Start of Block

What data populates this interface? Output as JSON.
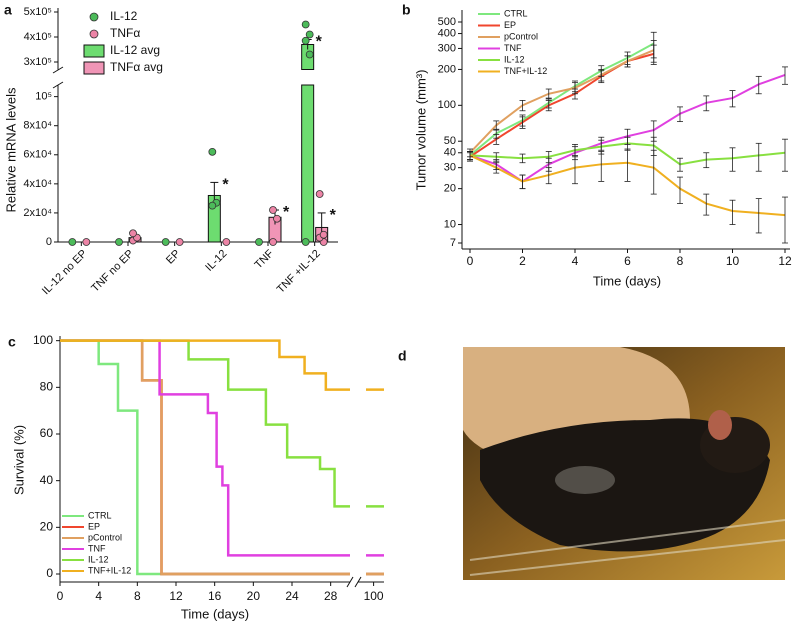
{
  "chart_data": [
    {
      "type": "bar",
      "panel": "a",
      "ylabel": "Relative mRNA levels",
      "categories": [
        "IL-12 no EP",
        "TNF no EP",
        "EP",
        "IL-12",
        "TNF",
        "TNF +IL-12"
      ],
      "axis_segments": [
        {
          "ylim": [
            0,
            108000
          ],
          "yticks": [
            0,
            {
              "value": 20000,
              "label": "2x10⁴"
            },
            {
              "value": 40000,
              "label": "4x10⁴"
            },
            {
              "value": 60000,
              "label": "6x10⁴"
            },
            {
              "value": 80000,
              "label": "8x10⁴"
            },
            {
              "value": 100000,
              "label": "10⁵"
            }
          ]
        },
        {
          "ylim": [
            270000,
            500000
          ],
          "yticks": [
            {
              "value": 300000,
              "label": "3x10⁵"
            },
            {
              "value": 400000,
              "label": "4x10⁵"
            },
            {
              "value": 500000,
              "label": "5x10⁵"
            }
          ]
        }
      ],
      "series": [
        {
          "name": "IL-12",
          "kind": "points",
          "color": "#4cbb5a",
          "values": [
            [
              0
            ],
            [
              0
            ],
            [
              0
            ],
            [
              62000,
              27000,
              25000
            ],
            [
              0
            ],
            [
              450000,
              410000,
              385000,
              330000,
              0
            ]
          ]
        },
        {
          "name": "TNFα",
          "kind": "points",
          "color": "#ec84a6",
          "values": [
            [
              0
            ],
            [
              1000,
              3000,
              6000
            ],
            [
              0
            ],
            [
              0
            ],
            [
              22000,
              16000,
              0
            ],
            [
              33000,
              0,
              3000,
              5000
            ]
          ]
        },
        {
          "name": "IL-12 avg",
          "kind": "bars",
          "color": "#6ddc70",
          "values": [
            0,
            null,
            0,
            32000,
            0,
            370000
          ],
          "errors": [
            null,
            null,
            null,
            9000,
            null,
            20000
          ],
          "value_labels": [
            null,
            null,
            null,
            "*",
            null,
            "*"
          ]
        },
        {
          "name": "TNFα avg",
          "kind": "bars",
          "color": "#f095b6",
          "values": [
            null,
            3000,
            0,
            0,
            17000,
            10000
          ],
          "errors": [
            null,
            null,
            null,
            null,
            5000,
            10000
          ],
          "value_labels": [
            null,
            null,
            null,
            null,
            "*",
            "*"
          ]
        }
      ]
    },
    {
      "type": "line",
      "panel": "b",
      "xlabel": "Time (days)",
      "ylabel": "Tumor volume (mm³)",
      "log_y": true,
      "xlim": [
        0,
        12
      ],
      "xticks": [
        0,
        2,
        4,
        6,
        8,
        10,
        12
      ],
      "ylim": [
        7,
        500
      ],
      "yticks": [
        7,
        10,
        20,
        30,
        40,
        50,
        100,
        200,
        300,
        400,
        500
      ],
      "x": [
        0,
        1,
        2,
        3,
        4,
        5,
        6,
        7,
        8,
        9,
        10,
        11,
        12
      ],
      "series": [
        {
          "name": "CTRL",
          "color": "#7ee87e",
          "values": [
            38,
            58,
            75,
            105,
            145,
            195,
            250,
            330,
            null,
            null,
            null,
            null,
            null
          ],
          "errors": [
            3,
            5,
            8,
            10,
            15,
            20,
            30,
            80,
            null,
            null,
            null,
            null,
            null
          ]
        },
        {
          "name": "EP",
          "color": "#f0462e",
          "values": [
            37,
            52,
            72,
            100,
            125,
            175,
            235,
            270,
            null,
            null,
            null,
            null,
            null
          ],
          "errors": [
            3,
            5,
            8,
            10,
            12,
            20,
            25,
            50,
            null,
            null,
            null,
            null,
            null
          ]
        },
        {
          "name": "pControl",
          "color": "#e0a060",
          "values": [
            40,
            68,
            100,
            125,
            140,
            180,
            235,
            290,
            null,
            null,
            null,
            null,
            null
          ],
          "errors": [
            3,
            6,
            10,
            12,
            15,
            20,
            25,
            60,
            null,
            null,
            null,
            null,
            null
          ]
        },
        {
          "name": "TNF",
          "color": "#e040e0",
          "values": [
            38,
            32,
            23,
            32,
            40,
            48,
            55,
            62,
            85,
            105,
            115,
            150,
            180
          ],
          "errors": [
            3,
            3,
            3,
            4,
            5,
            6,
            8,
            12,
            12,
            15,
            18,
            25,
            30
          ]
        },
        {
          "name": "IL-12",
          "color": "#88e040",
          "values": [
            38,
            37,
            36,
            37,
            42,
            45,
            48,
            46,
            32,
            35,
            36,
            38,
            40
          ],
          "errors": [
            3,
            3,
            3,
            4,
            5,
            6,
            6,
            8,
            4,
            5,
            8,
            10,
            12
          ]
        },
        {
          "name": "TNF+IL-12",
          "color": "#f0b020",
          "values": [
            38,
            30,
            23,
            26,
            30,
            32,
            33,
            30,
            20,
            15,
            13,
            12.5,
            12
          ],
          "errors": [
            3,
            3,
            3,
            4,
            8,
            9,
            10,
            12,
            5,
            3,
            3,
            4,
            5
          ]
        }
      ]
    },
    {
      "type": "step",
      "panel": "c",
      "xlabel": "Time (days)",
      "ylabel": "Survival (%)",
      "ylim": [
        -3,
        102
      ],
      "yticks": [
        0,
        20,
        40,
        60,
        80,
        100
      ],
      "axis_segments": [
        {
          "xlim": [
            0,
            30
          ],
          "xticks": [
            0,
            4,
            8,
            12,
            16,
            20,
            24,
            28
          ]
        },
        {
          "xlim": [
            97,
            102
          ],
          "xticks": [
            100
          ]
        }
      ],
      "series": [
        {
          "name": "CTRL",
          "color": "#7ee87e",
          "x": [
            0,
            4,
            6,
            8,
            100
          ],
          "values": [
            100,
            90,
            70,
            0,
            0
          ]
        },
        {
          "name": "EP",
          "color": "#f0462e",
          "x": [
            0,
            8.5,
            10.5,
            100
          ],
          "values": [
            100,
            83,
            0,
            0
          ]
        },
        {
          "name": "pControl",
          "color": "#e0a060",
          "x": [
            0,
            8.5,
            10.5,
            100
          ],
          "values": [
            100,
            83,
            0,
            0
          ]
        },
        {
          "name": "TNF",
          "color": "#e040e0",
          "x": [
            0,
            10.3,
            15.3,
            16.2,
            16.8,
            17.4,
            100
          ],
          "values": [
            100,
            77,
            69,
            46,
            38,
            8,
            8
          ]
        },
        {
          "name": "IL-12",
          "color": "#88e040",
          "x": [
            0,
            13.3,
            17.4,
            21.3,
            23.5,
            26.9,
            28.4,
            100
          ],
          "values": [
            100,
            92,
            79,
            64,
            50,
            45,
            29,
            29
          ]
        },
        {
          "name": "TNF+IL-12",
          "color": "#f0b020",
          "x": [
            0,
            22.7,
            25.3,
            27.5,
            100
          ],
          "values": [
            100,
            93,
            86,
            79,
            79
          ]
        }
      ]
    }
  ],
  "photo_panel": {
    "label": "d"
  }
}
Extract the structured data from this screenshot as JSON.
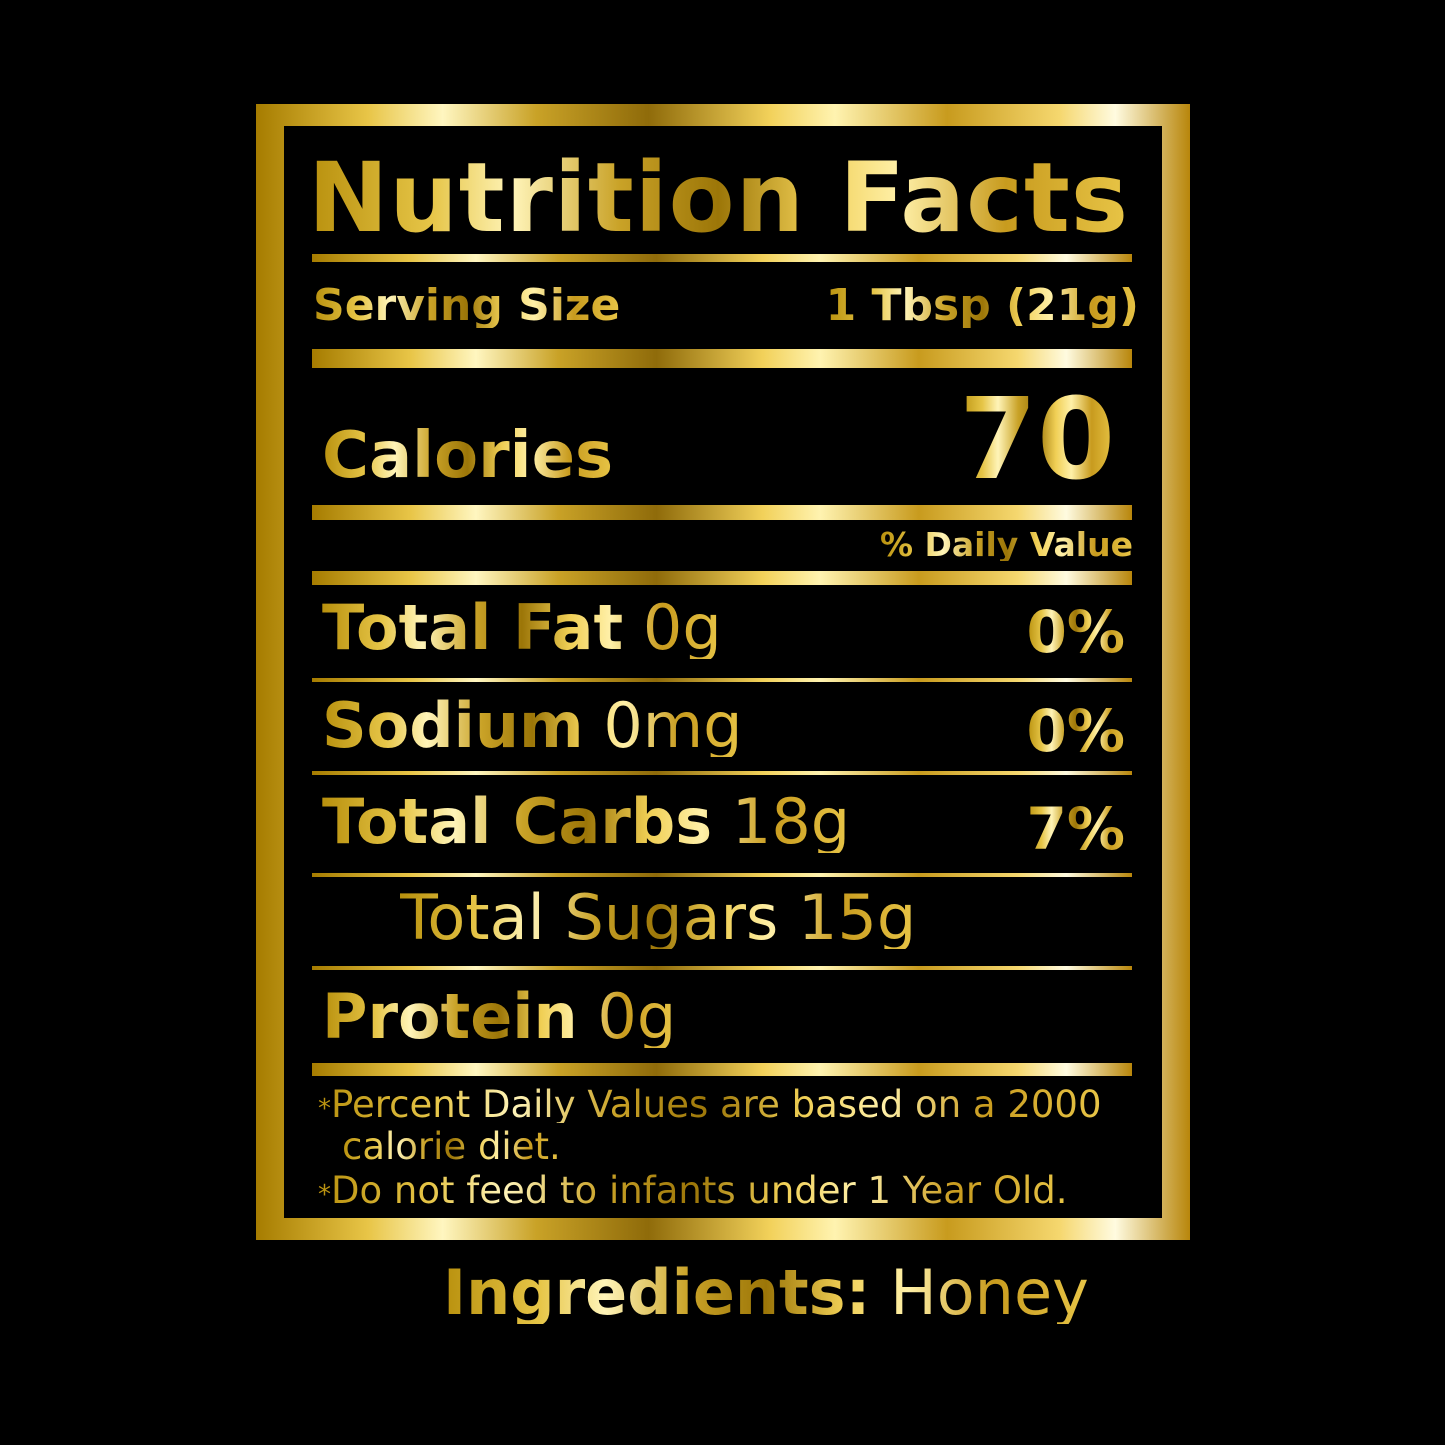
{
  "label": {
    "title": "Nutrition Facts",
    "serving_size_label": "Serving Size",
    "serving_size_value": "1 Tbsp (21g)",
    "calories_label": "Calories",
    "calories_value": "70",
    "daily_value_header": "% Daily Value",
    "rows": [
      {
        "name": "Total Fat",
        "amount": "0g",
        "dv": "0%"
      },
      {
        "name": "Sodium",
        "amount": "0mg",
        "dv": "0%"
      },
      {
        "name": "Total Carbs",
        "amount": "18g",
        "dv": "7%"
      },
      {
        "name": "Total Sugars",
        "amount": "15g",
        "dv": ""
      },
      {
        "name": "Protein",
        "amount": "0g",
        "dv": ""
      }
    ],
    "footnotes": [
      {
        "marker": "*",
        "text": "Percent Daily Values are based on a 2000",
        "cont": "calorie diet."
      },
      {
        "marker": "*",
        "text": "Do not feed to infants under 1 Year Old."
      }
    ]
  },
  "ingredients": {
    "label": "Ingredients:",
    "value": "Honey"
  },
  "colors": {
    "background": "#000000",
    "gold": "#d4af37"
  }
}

End of Block

REQUIRED WORK: Among the entries above, how many lines hold the string "Total"? Answer with the bare number.

OUTPUT BELOW: 3